### Data provided
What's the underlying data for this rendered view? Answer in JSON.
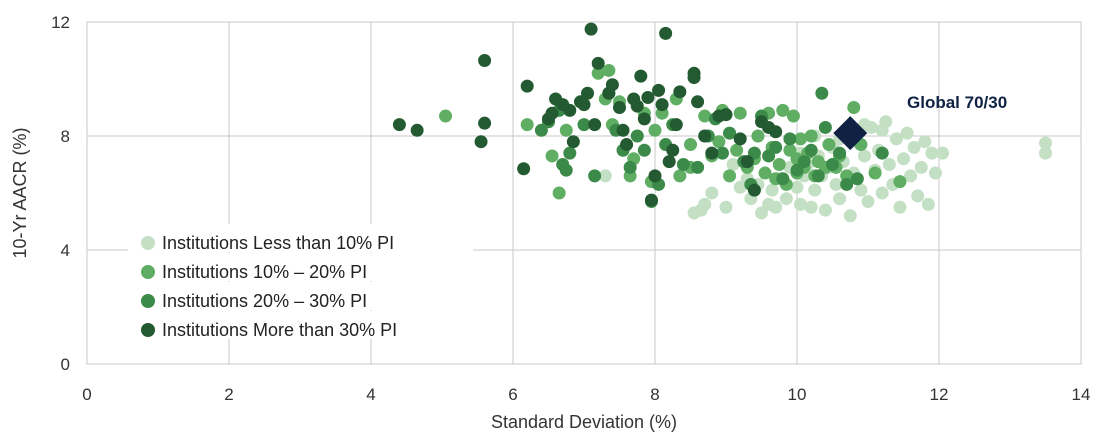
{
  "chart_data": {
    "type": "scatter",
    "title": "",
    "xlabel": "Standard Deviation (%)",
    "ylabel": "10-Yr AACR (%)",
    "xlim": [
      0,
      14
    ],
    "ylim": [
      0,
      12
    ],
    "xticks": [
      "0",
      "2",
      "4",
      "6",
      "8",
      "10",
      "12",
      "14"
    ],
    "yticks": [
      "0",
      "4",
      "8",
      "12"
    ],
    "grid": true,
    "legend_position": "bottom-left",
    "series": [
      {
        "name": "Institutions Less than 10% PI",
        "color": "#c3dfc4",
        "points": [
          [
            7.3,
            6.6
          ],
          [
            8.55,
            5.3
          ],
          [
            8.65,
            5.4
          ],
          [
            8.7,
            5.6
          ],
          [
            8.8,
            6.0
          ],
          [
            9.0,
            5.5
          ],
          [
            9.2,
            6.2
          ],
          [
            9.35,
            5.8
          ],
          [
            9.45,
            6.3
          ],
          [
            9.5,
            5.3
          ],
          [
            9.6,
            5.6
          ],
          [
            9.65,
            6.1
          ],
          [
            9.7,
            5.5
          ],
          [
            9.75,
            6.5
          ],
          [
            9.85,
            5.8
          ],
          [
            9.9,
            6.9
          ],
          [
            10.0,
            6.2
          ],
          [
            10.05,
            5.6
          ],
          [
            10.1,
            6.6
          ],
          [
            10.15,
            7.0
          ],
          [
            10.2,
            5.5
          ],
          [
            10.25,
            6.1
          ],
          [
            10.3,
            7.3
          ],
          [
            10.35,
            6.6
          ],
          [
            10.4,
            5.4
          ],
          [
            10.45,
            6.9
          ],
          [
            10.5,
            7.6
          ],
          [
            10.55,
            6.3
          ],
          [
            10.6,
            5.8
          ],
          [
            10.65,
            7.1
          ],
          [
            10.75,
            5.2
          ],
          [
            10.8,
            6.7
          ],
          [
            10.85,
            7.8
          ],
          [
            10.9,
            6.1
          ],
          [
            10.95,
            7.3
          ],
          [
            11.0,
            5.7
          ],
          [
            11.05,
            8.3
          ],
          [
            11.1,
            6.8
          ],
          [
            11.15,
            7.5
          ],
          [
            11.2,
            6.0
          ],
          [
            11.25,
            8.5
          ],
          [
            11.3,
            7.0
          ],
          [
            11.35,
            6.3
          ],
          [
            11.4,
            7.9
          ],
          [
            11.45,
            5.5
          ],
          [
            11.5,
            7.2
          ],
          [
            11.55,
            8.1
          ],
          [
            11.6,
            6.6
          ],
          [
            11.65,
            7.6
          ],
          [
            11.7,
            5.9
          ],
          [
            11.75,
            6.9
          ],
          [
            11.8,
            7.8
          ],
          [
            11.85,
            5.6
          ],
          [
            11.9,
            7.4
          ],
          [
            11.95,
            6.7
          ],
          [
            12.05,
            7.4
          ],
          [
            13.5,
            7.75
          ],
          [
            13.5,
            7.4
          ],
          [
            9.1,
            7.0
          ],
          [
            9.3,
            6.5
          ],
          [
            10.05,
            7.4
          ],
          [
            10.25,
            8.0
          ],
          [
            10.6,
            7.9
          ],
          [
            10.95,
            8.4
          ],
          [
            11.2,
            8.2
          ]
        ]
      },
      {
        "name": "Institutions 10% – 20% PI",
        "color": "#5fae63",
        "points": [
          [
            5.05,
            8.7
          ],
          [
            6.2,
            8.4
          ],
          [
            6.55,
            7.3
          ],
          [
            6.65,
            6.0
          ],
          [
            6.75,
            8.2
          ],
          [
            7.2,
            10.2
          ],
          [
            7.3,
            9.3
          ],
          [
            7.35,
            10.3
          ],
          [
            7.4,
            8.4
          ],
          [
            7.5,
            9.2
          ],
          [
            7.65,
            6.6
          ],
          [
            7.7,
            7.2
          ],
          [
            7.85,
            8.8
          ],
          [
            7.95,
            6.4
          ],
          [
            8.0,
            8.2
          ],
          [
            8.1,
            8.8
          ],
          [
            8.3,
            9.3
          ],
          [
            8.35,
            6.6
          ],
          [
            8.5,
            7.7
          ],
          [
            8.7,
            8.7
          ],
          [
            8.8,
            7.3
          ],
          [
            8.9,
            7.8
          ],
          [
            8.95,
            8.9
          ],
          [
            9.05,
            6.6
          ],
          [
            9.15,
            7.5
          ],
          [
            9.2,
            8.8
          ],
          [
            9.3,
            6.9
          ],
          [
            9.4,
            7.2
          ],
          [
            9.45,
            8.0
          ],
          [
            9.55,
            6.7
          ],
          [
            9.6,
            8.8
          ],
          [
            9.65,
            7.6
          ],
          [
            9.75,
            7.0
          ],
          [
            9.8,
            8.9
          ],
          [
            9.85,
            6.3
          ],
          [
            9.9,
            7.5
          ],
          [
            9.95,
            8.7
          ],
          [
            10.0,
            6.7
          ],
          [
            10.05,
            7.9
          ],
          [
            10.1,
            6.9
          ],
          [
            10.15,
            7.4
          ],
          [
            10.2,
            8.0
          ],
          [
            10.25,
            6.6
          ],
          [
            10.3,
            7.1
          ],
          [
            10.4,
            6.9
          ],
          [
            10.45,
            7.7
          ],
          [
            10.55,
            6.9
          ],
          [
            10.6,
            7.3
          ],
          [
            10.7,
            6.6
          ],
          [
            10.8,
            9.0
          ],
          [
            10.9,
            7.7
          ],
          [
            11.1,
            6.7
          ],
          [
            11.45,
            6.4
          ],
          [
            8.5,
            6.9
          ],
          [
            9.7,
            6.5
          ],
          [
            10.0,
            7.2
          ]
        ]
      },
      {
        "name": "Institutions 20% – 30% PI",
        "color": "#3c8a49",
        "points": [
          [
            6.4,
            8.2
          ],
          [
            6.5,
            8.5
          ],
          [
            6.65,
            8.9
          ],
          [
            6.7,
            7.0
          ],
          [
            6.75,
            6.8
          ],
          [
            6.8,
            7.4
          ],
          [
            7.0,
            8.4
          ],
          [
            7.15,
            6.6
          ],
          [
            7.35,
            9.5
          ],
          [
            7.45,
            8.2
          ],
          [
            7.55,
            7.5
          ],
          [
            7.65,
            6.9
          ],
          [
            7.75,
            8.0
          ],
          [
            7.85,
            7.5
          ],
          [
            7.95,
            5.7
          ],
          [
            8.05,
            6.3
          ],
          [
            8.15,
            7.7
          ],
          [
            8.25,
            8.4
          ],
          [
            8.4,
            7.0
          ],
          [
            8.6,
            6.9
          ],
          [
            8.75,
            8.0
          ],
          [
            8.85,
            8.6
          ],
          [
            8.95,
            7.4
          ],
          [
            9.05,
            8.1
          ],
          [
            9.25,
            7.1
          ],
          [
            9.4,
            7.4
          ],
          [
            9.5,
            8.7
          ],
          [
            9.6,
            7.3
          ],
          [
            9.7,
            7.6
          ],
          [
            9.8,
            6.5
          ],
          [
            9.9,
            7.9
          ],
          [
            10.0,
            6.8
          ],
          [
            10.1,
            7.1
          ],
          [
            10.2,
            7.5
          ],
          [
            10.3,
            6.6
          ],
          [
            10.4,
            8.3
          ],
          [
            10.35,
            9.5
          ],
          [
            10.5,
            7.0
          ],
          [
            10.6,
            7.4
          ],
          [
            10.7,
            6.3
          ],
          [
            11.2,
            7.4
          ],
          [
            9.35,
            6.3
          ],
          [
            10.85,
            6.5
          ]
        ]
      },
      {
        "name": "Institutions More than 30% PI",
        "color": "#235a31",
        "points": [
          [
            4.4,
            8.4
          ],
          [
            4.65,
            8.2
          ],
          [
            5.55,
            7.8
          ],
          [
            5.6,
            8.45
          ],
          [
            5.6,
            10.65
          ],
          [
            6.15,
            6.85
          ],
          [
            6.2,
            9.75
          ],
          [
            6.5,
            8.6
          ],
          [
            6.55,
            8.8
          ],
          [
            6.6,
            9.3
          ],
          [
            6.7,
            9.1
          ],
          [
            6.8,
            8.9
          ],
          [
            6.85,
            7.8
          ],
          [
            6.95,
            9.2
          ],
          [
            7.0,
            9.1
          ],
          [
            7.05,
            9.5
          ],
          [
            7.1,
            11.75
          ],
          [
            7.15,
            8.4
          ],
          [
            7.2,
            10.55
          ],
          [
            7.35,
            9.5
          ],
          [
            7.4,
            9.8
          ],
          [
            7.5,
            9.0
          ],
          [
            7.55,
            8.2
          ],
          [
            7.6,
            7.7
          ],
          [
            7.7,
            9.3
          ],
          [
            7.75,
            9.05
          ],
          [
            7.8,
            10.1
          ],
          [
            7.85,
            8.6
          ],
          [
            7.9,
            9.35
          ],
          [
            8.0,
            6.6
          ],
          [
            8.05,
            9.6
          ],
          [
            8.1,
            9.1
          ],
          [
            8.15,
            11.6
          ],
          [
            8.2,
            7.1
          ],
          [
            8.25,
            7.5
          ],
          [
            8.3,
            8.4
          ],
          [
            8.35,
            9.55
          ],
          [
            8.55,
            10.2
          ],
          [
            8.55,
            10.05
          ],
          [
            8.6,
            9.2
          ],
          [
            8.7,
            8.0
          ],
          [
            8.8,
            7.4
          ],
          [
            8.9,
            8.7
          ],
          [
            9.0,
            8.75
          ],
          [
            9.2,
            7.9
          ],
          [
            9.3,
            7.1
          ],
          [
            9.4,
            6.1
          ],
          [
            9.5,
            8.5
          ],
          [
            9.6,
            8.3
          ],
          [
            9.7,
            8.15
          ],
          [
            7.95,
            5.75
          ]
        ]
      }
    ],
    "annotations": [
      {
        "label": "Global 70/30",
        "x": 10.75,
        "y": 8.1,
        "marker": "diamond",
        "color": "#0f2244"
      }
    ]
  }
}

--

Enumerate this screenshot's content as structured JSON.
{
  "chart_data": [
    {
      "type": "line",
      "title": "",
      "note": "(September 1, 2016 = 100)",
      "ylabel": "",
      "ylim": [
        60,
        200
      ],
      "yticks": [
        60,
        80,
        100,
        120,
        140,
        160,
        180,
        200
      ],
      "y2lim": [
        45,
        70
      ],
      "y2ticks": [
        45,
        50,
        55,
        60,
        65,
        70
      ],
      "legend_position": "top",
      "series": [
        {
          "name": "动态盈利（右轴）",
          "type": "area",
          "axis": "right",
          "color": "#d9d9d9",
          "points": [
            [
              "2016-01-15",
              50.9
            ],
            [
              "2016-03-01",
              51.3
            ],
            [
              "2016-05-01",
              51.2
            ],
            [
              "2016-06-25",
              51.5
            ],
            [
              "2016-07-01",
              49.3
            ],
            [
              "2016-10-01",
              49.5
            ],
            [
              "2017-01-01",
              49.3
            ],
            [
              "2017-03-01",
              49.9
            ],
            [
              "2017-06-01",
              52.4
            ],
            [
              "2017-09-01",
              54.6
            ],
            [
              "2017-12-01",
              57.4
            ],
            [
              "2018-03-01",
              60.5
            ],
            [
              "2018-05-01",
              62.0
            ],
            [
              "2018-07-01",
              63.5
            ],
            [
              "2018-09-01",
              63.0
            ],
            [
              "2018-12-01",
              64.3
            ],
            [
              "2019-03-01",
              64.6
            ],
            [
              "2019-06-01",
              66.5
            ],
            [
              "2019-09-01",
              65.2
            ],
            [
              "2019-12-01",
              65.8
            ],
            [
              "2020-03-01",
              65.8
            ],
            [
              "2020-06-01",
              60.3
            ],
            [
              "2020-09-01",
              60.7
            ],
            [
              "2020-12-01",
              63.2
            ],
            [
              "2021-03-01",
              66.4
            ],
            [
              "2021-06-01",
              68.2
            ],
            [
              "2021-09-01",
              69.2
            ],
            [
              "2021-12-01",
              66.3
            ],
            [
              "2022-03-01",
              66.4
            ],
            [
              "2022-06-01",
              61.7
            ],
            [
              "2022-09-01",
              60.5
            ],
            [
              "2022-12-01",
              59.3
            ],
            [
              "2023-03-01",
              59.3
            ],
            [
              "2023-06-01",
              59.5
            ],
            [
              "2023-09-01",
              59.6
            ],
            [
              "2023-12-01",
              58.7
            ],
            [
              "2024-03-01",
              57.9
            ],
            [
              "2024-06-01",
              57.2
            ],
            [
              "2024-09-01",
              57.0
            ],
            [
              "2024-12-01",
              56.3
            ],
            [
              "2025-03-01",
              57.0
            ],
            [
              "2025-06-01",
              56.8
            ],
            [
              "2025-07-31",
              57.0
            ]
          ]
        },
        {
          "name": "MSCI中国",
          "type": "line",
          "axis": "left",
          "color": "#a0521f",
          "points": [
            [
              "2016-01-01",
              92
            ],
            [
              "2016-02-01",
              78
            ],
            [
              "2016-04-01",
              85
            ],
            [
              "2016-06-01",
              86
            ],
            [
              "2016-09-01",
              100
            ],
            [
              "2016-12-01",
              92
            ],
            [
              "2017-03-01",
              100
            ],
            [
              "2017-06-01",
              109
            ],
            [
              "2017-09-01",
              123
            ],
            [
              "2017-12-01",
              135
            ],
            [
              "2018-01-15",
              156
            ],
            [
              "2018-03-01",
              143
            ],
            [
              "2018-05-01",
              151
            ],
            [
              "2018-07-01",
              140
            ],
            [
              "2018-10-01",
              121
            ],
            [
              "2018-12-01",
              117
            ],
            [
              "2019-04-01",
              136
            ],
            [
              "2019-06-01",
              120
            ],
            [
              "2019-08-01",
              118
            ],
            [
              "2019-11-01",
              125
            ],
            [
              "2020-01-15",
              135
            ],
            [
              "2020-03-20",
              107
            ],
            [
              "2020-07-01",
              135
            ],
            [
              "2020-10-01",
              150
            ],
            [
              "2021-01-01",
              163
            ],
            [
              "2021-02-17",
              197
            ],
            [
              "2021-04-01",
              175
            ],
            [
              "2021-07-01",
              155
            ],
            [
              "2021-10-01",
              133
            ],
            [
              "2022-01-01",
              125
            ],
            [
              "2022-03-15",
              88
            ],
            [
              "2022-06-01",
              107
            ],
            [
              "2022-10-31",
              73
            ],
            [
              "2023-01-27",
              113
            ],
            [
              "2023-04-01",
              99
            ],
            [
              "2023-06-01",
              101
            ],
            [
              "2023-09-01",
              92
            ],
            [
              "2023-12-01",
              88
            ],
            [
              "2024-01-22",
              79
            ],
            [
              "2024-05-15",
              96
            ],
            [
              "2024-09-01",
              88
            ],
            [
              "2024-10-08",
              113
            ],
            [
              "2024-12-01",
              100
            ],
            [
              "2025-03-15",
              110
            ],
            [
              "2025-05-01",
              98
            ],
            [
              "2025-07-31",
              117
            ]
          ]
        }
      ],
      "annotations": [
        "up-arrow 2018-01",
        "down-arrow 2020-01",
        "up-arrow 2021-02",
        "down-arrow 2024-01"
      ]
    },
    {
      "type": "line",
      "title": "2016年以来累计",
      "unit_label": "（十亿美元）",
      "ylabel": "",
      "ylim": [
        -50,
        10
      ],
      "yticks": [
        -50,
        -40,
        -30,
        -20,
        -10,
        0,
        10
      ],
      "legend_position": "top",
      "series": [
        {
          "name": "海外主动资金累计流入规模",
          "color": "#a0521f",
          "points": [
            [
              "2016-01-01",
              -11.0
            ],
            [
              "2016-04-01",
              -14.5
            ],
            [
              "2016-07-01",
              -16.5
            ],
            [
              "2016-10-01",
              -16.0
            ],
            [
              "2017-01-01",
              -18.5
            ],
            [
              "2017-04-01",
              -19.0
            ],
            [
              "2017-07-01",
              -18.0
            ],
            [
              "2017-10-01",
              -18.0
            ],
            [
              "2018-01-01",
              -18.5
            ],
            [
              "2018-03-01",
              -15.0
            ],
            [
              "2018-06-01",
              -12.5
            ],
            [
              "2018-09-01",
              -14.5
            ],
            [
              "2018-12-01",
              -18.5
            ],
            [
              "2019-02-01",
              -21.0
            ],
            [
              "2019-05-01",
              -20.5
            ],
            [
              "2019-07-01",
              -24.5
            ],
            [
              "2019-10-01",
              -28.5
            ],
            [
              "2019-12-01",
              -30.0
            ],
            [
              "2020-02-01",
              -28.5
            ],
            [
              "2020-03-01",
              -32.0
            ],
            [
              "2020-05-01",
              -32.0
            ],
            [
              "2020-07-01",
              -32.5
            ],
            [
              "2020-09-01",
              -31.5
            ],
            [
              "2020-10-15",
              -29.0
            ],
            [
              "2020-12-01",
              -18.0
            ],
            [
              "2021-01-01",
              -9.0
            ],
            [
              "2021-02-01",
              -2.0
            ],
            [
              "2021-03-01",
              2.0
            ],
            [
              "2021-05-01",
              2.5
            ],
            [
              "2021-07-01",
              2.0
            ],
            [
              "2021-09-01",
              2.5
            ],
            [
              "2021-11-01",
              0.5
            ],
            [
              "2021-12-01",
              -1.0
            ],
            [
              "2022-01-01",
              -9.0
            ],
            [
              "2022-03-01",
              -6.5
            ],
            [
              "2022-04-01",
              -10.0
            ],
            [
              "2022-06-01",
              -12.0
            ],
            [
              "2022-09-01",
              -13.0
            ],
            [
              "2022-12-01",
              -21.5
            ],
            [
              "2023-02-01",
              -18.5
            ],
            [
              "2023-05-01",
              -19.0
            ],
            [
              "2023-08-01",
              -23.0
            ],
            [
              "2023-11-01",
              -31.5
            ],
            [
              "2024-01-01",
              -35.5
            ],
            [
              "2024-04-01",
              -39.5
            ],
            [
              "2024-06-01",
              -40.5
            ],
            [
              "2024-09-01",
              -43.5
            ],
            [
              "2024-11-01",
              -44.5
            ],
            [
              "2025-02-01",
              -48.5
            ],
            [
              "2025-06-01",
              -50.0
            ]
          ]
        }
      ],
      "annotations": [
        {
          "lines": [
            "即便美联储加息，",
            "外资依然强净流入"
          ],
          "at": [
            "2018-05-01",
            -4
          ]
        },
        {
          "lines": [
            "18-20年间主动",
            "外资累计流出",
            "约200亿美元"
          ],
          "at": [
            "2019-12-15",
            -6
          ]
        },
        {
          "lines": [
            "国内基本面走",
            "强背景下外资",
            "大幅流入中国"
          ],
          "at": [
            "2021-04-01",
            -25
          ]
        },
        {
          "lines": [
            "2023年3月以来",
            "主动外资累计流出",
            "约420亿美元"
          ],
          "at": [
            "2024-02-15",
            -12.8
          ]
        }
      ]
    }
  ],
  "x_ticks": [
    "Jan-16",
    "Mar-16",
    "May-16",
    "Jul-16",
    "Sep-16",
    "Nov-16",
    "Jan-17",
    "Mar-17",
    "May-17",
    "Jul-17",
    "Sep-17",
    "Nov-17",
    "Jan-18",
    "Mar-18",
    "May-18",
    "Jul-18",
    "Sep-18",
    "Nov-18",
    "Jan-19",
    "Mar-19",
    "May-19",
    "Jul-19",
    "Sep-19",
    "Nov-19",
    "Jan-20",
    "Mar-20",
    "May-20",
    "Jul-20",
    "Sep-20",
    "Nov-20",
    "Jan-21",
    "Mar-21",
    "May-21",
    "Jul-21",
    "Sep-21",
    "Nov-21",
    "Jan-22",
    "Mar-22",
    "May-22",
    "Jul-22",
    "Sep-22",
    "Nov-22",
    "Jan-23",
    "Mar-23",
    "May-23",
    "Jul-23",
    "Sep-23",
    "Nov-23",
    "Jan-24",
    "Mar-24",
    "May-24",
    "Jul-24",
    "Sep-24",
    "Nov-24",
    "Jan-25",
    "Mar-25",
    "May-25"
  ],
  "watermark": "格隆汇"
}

### Short exercise
Write out every line of the preceding listing that contains "color".

### Exercise answer
        "color": "#c3dfc4",
        "color": "#5fae63",
        "color": "#3c8a49",
        "color": "#235a31",
        "color": "#0f2244"
          "color": "#d9d9d9",
          "color": "#a0521f",
          "color": "#a0521f",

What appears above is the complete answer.